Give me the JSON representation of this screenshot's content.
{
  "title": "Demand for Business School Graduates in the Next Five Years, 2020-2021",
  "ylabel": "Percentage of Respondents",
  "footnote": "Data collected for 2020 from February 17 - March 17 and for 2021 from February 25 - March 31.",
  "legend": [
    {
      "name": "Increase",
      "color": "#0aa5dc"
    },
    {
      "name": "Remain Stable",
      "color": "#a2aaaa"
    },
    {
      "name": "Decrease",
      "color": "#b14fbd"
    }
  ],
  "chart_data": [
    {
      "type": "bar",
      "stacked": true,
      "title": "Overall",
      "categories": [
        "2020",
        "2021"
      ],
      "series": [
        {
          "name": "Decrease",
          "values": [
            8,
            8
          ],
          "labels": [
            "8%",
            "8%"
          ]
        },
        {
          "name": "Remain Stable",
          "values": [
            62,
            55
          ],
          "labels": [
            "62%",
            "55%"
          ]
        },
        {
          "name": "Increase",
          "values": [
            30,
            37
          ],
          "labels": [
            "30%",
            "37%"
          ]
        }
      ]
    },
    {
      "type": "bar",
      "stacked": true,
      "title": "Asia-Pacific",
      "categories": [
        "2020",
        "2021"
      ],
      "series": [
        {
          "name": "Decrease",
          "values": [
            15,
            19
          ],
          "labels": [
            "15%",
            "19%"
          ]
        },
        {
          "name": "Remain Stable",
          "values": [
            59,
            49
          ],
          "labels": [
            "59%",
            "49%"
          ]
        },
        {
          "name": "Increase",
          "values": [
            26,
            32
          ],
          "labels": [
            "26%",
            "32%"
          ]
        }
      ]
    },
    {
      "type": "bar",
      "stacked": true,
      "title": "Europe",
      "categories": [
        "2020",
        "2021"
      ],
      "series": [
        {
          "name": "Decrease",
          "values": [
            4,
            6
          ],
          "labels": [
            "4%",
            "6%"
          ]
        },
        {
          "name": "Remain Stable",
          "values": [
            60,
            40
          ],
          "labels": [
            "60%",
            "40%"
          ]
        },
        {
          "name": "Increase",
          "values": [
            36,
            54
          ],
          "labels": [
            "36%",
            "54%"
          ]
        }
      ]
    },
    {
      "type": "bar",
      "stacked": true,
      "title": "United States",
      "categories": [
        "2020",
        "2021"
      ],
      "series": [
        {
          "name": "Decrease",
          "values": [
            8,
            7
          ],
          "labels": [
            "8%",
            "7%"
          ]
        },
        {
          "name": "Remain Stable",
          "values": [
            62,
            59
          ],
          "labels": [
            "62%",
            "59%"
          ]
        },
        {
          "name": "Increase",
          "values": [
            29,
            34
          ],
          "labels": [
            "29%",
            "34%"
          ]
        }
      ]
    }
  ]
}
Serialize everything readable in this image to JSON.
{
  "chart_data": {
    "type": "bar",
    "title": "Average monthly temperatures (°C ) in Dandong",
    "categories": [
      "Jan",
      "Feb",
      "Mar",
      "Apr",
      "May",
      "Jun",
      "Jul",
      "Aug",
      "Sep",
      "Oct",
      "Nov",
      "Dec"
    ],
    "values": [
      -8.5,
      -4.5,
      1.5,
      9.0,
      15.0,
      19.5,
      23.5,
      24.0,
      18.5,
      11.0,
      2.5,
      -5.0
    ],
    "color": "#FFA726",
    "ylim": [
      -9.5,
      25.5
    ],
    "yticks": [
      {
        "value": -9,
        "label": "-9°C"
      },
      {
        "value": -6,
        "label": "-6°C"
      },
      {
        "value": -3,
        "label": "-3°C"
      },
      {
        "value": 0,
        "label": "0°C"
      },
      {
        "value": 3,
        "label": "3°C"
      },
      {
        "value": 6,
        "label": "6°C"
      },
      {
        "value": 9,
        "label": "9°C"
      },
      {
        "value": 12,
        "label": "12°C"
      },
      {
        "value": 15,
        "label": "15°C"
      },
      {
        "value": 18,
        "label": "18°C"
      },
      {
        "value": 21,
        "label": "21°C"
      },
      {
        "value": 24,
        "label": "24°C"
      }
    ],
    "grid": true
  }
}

Your goal - From the records above, extract every line exactly as it stands.

In response -
Give me the JSON representation of this screenshot's content.
{
  "title": "Demand for Business School Graduates in the Next Five Years, 2020-2021",
  "ylabel": "Percentage of Respondents",
  "footnote": "Data collected for 2020 from February 17 - March 17 and for 2021 from February 25 - March 31.",
  "legend": [
    {
      "name": "Increase",
      "color": "#0aa5dc"
    },
    {
      "name": "Remain Stable",
      "color": "#a2aaaa"
    },
    {
      "name": "Decrease",
      "color": "#b14fbd"
    }
  ],
  "chart_data": [
    {
      "type": "bar",
      "stacked": true,
      "title": "Overall",
      "categories": [
        "2020",
        "2021"
      ],
      "series": [
        {
          "name": "Decrease",
          "values": [
            8,
            8
          ],
          "labels": [
            "8%",
            "8%"
          ]
        },
        {
          "name": "Remain Stable",
          "values": [
            62,
            55
          ],
          "labels": [
            "62%",
            "55%"
          ]
        },
        {
          "name": "Increase",
          "values": [
            30,
            37
          ],
          "labels": [
            "30%",
            "37%"
          ]
        }
      ]
    },
    {
      "type": "bar",
      "stacked": true,
      "title": "Asia-Pacific",
      "categories": [
        "2020",
        "2021"
      ],
      "series": [
        {
          "name": "Decrease",
          "values": [
            15,
            19
          ],
          "labels": [
            "15%",
            "19%"
          ]
        },
        {
          "name": "Remain Stable",
          "values": [
            59,
            49
          ],
          "labels": [
            "59%",
            "49%"
          ]
        },
        {
          "name": "Increase",
          "values": [
            26,
            32
          ],
          "labels": [
            "26%",
            "32%"
          ]
        }
      ]
    },
    {
      "type": "bar",
      "stacked": true,
      "title": "Europe",
      "categories": [
        "2020",
        "2021"
      ],
      "series": [
        {
          "name": "Decrease",
          "values": [
            4,
            6
          ],
          "labels": [
            "4%",
            "6%"
          ]
        },
        {
          "name": "Remain Stable",
          "values": [
            60,
            40
          ],
          "labels": [
            "60%",
            "40%"
          ]
        },
        {
          "name": "Increase",
          "values": [
            36,
            54
          ],
          "labels": [
            "36%",
            "54%"
          ]
        }
      ]
    },
    {
      "type": "bar",
      "stacked": true,
      "title": "United States",
      "categories": [
        "2020",
        "2021"
      ],
      "series": [
        {
          "name": "Decrease",
          "values": [
            8,
            7
          ],
          "labels": [
            "8%",
            "7%"
          ]
        },
        {
          "name": "Remain Stable",
          "values": [
            62,
            59
          ],
          "labels": [
            "62%",
            "59%"
          ]
        },
        {
          "name": "Increase",
          "values": [
            29,
            34
          ],
          "labels": [
            "29%",
            "34%"
          ]
        }
      ]
    }
  ]
}
Serialize everything readable in this image to JSON.
{
  "chart_data": {
    "type": "bar",
    "title": "Average monthly temperatures (°C ) in Dandong",
    "categories": [
      "Jan",
      "Feb",
      "Mar",
      "Apr",
      "May",
      "Jun",
      "Jul",
      "Aug",
      "Sep",
      "Oct",
      "Nov",
      "Dec"
    ],
    "values": [
      -8.5,
      -4.5,
      1.5,
      9.0,
      15.0,
      19.5,
      23.5,
      24.0,
      18.5,
      11.0,
      2.5,
      -5.0
    ],
    "color": "#FFA726",
    "ylim": [
      -9.5,
      25.5
    ],
    "yticks": [
      {
        "value": -9,
        "label": "-9°C"
      },
      {
        "value": -6,
        "label": "-6°C"
      },
      {
        "value": -3,
        "label": "-3°C"
      },
      {
        "value": 0,
        "label": "0°C"
      },
      {
        "value": 3,
        "label": "3°C"
      },
      {
        "value": 6,
        "label": "6°C"
      },
      {
        "value": 9,
        "label": "9°C"
      },
      {
        "value": 12,
        "label": "12°C"
      },
      {
        "value": 15,
        "label": "15°C"
      },
      {
        "value": 18,
        "label": "18°C"
      },
      {
        "value": 21,
        "label": "21°C"
      },
      {
        "value": 24,
        "label": "24°C"
      }
    ],
    "grid": true
  }
}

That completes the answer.